▸ Requirement: Isolate every line in the records below with "Nastiti" in it.
•••
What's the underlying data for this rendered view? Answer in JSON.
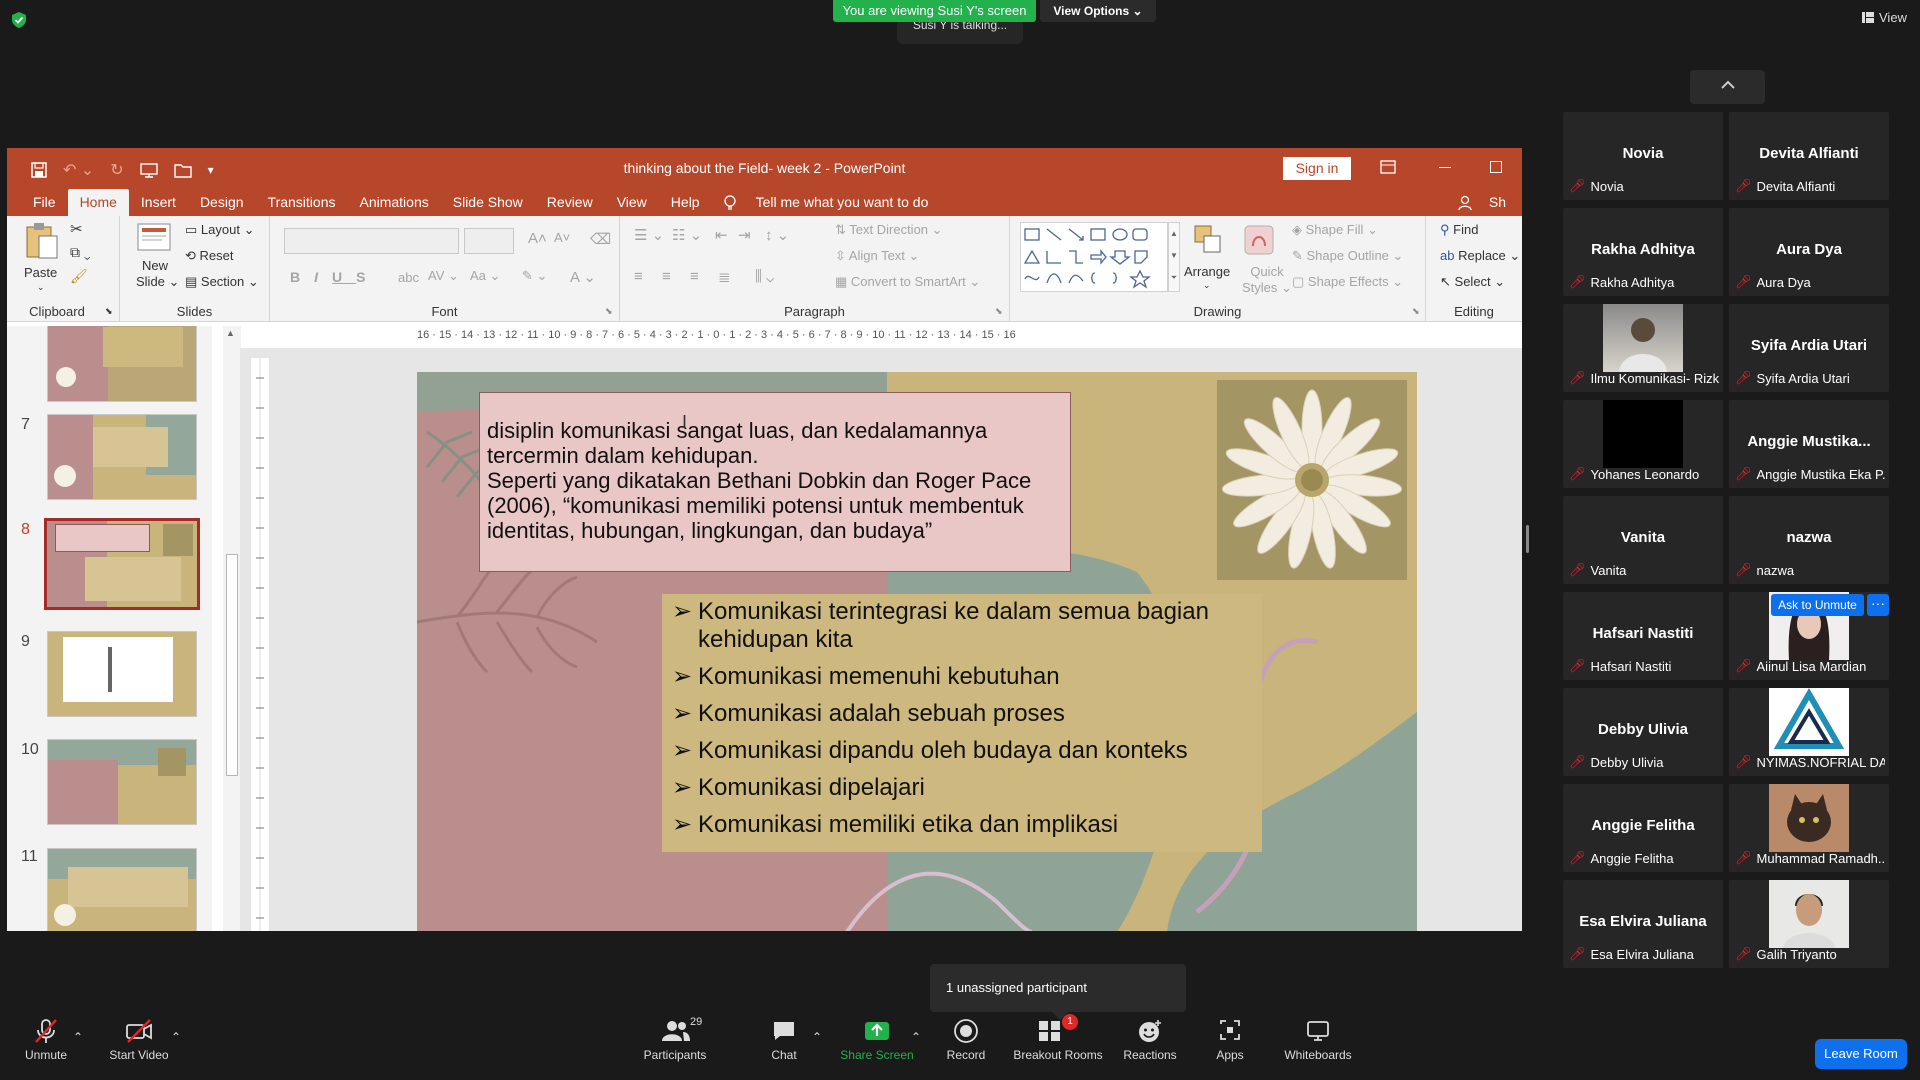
{
  "zoom": {
    "viewing_banner": "You are viewing Susi Y's screen",
    "view_options": "View Options",
    "talking": "Susi Y is talking...",
    "view_button": "View",
    "tooltip": "1 unassigned participant",
    "leave": "Leave Room",
    "toolbar": {
      "unmute": "Unmute",
      "start_video": "Start Video",
      "participants": "Participants",
      "participants_count": "29",
      "chat": "Chat",
      "share_screen": "Share Screen",
      "record": "Record",
      "breakout_rooms": "Breakout Rooms",
      "breakout_badge": "1",
      "reactions": "Reactions",
      "apps": "Apps",
      "whiteboards": "Whiteboards"
    },
    "ask_to_unmute": "Ask to Unmute",
    "ask_more": "···",
    "participants": [
      {
        "big": "Novia",
        "small": "Novia"
      },
      {
        "big": "Devita Alfianti",
        "small": "Devita Alfianti"
      },
      {
        "big": "Rakha Adhitya",
        "small": "Rakha Adhitya"
      },
      {
        "big": "Aura Dya",
        "small": "Aura Dya"
      },
      {
        "big": "",
        "small": "Ilmu Komunikasi- Rizk..."
      },
      {
        "big": "Syifa Ardia Utari",
        "small": "Syifa Ardia Utari"
      },
      {
        "big": "",
        "small": "Yohanes Leonardo"
      },
      {
        "big": "Anggie  Mustika...",
        "small": "Anggie Mustika Eka P..."
      },
      {
        "big": "Vanita",
        "small": "Vanita"
      },
      {
        "big": "nazwa",
        "small": "nazwa"
      },
      {
        "big": "Hafsari Nastiti",
        "small": "Hafsari Nastiti"
      },
      {
        "big": "",
        "small": "Aiinul Lisa Mardian"
      },
      {
        "big": "Debby Ulivia",
        "small": "Debby Ulivia"
      },
      {
        "big": "",
        "small": "NYIMAS.NOFRIAL DA..."
      },
      {
        "big": "Anggie Felitha",
        "small": "Anggie Felitha"
      },
      {
        "big": "",
        "small": "Muhammad Ramadh..."
      },
      {
        "big": "Esa Elvira Juliana",
        "small": "Esa Elvira Juliana"
      },
      {
        "big": "",
        "small": "Galih Triyanto"
      }
    ]
  },
  "ppt": {
    "title": "thinking about the Field- week 2  -  PowerPoint",
    "sign_in": "Sign in",
    "menu": [
      "File",
      "Home",
      "Insert",
      "Design",
      "Transitions",
      "Animations",
      "Slide Show",
      "Review",
      "View",
      "Help"
    ],
    "tell_me": "Tell me what you want to do",
    "share_partial": "Sh",
    "ribbon": {
      "paste": "Paste",
      "new_slide": "New",
      "new_slide2": "Slide",
      "layout": "Layout",
      "reset": "Reset",
      "section": "Section",
      "text_direction": "Text Direction",
      "align_text": "Align Text",
      "convert_smartart": "Convert to SmartArt",
      "arrange": "Arrange",
      "quick_styles": "Quick",
      "quick_styles2": "Styles",
      "shape_fill": "Shape Fill",
      "shape_outline": "Shape Outline",
      "shape_effects": "Shape Effects",
      "find": "Find",
      "replace": "Replace",
      "select": "Select",
      "groups": {
        "clipboard": "Clipboard",
        "slides": "Slides",
        "font": "Font",
        "paragraph": "Paragraph",
        "drawing": "Drawing",
        "editing": "Editing"
      }
    },
    "slide_numbers": [
      "7",
      "8",
      "9",
      "10",
      "11"
    ],
    "current_slide": "8",
    "ruler_labels": "16 · 15 · 14 · 13 · 12 · 11 · 10 · 9 · 8 · 7 · 6 · 5 · 4 · 3 · 2 · 1 · 0 · 1 · 2 · 3 · 4 · 5 · 6 · 7 · 8 · 9 · 10 · 11 · 12 · 13 · 14 · 15 · 16",
    "slide": {
      "top_text": [
        "disiplin komunikasi sangat luas, dan kedalamannya",
        "tercermin dalam kehidupan.",
        "Seperti yang dikatakan Bethani Dobkin dan Roger Pace",
        "(2006), “komunikasi memiliki potensi untuk membentuk",
        "identitas, hubungan, lingkungan, dan budaya”"
      ],
      "bullets": [
        "Komunikasi terintegrasi ke dalam semua bagian kehidupan kita",
        "Komunikasi memenuhi kebutuhan",
        "Komunikasi adalah sebuah proses",
        "Komunikasi dipandu oleh budaya dan konteks",
        "Komunikasi dipelajari",
        "Komunikasi memiliki etika dan implikasi"
      ]
    }
  },
  "colors": {
    "ppt_red": "#b7472a",
    "zoom_green": "#22b14c",
    "zoom_blue": "#0e71eb",
    "mute_red": "#e02828"
  }
}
•••
▸ Right answer:
        "big": "Hafsari Nastiti",
        "small": "Hafsari Nastiti"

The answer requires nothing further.